Stated goal 1: From the listing, output as a JSON list of strings the lines from the one containing "- lower splint: [682, 595, 872, 624]" up to and including the one containing "- splint padding", one string per line and with blank lines omitted.

Source document:
>> Start

Text extraction parameters
When you submit a text extraction request by using the watsonx.ai REST API, you include a payload that specifies configuration details for the text extraction operation.
Make choices about the various common REST API settings used to process text in your documents. For details, see Text processing parameters.
In addition, choose how to configure the following settings in the text extraction REST API request body that meet your requirements:
- Format in which to store the extracted text
- Quality and speed of text extraction
- Include text from images in the extracted output
- Include key-value pairs in the extracted output
Setting the output format with the requested_outputs parameter
By default, the extracted text is written in plain text. If you want the extracted text to be written in another format, such as Markdown, specify the following parameter in the API request body:
"parameters": {
"requested_outputs": [
"md"
]
}
The following table provides details about the different output formats generated by the text extraction process when you specify the requested_outputs parameter in your API request:
| Requested output | Generated file type | Description |
|---|---|---|
md |
Markdown | Extracted information is serialized in Markdown format. Data structures such as section titles, tables, and paragraphs are represented using Markdown tags. The result does not contain key-value pair data. |
html |
HTML | Extracted information is serialized in HTML format. Data structures such as section titles, tables, and paragraphs are represented using HTML tags. The result does not contain key-value pair data. |
plain_text |
Plain text | Extracted information is serialized in plain text format. The result only contains unstructured text. The result does not contain tables, section titles, or key-value pair data. |
assembly |
JSON | Extract text into a JSON format. The result contains all unstructured text and data structures such as tables, key-value pairs, and visual bounding box information. |
page_images |
PNG | Extract each page of the document into a separate image. |
Setting the processing mode with the mode parameter
You can control the speed at which your text extraction request is processed by setting the mode parameter in your API request.

>> End

Provided information:
>> Start

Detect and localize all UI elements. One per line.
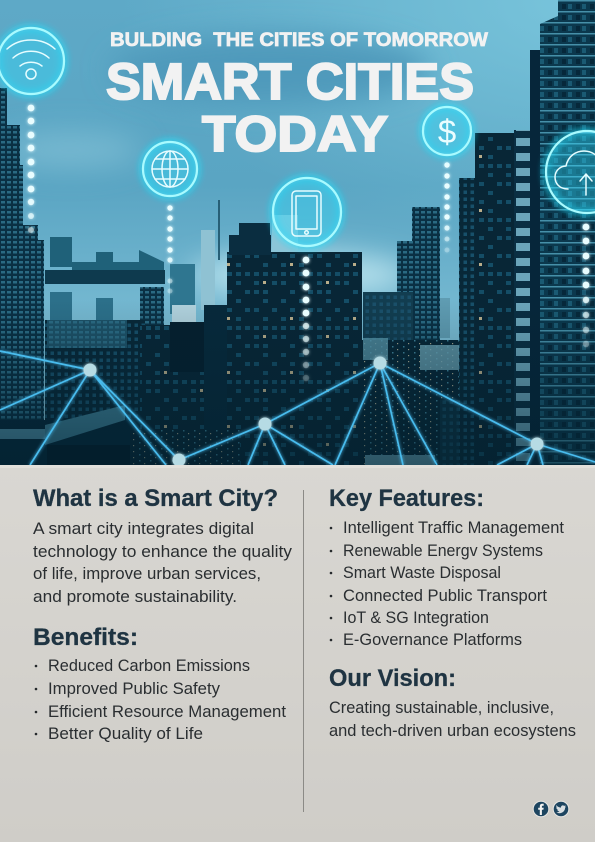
section: what is a smart city <box>33 485 293 606</box>
bullet list <box>35 657 286 743</box>
bullet list: Intelligent Traffic Management <box>343 519 564 537</box>
info panel <box>0 465 595 842</box>
section: benefits <box>33 624 286 743</box>
network lines and nodes <box>0 351 595 466</box>
bullet list: Better Quality of Life <box>48 725 203 743</box>
bullet list: Smart Waste Disposal <box>343 564 501 582</box>
paragraph: A smart city integrates digital <box>33 520 254 538</box>
paragraph <box>329 699 576 740</box>
section: our vision <box>329 665 576 740</box>
heading: Our Vision: <box>329 665 456 692</box>
icon: dollar: $ <box>438 113 456 150</box>
dotted connector lines <box>28 105 589 381</box>
section: key features <box>329 485 564 649</box>
icon: cloud upload <box>546 131 595 213</box>
icon: globe <box>143 142 197 196</box>
icon: wifi <box>0 28 64 94</box>
bullet list: Renewable Energv Systems <box>343 542 543 560</box>
paragraph <box>33 520 293 606</box>
icon: twitter <box>553 801 569 817</box>
paragraph: of life, improve urban services, <box>33 565 261 583</box>
main title line 1: SMART CITIES <box>106 53 474 110</box>
paragraph: Creating sustainable, inclusive, <box>329 699 554 717</box>
bullet list: Efficient Resource Management <box>48 703 286 721</box>
bullet list: IoT & SG Integration <box>343 609 489 627</box>
heading: Benefits: <box>33 624 138 651</box>
paragraph: and tech-driven urban ecosystens <box>329 722 576 740</box>
icon: dollar <box>423 107 471 155</box>
subtitle: BULDING THE CITIES OF TOMORROW <box>110 30 488 51</box>
paragraph: and promote sustainability. <box>33 588 237 606</box>
bullet list <box>330 519 564 649</box>
skyline buildings <box>0 0 595 465</box>
main title line 2: TODAY <box>202 106 388 162</box>
title block <box>106 30 488 162</box>
bullet list: Connected Public Transport <box>343 587 547 605</box>
hero: city skyline photo <box>0 0 595 466</box>
heading: Key Features: <box>329 485 484 512</box>
icon: facebook <box>533 801 549 817</box>
bullet list: Improved Public Safety <box>48 680 221 698</box>
icon: tablet <box>273 178 341 246</box>
paragraph: technology to enhance the quality <box>33 543 293 561</box>
bullet list: E-Governance Platforms <box>343 631 522 649</box>
bullet list: Reduced Carbon Emissions <box>48 657 250 675</box>
heading: What is a Smart City? <box>33 485 278 512</box>
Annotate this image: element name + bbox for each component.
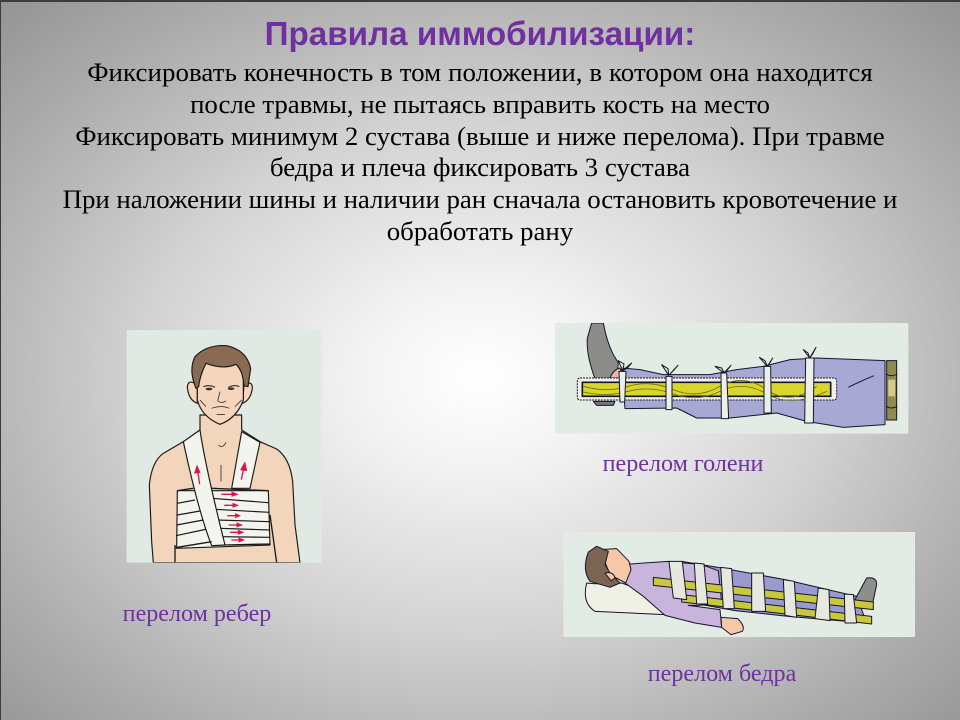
- lower splint: [682, 595, 872, 624]
- belt end: [887, 361, 897, 420]
- illustration: femur fracture full-body splint: [563, 532, 915, 637]
- rules text block: обработать рану: [387, 216, 573, 246]
- splint padding and board: [577, 378, 837, 400]
- rules text block: Фиксировать минимум 2 сустава (выше и ниже перелома). При травме: [75, 121, 885, 151]
- caption: femur fracture: перелом бедра: [648, 661, 796, 687]
- rules text block: При наложении шины и наличии ран сначала остановить кровотечение и: [63, 184, 897, 214]
- caption: lower leg fracture: перелом голени: [603, 451, 763, 477]
- title: Правила иммобилизации:: [265, 16, 695, 53]
- trouser: [622, 358, 885, 427]
- pillow: [585, 583, 665, 615]
- illustration: rib fracture bandage: [127, 330, 322, 563]
- rules text block: после травмы, не пытаясь вправить кость на место: [190, 89, 770, 119]
- upper splint: [653, 577, 873, 610]
- bandages: [669, 561, 687, 600]
- rules text block: бедра и плеча фиксировать 3 сустава: [270, 152, 690, 182]
- bandage ties: [619, 371, 626, 402]
- head: [600, 549, 631, 583]
- hand: [721, 617, 743, 635]
- icon: red arrows: [194, 462, 247, 542]
- shoe: [855, 578, 877, 608]
- shoe: [587, 323, 618, 379]
- illustration: lower leg splint: [555, 323, 908, 434]
- rules text block: Фиксировать конечность в том положении, в котором она находится: [87, 57, 873, 87]
- legs: [682, 561, 867, 623]
- rules text block: [63, 57, 897, 246]
- caption: rib fracture: перелом ребер: [123, 601, 271, 627]
- torso and arm: [625, 561, 722, 627]
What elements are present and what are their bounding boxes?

>> End

Stated goal 2:
Answer these questions from the text extraction parameters page:
(a) In what format is extracted text written by default?
(b) Which requested output produces PNG files?
(c) Which requested output includes key-value pairs?

Written reply 1:
[
  "- lower splint: [682, 595, 872, 624]",
  "- belt end: [887, 361, 897, 420]",
  "- illustration: femur fracture full-body splint: [563, 532, 915, 637]",
  "- rules text block: обработать рану: [387, 216, 573, 246]",
  "- splint padding and board: [577, 378, 837, 400]"
]

Written reply 2:
(a) Plain text.
(b) page_images, which extracts each page of the document into a separate image.
(c) assembly, which produces JSON.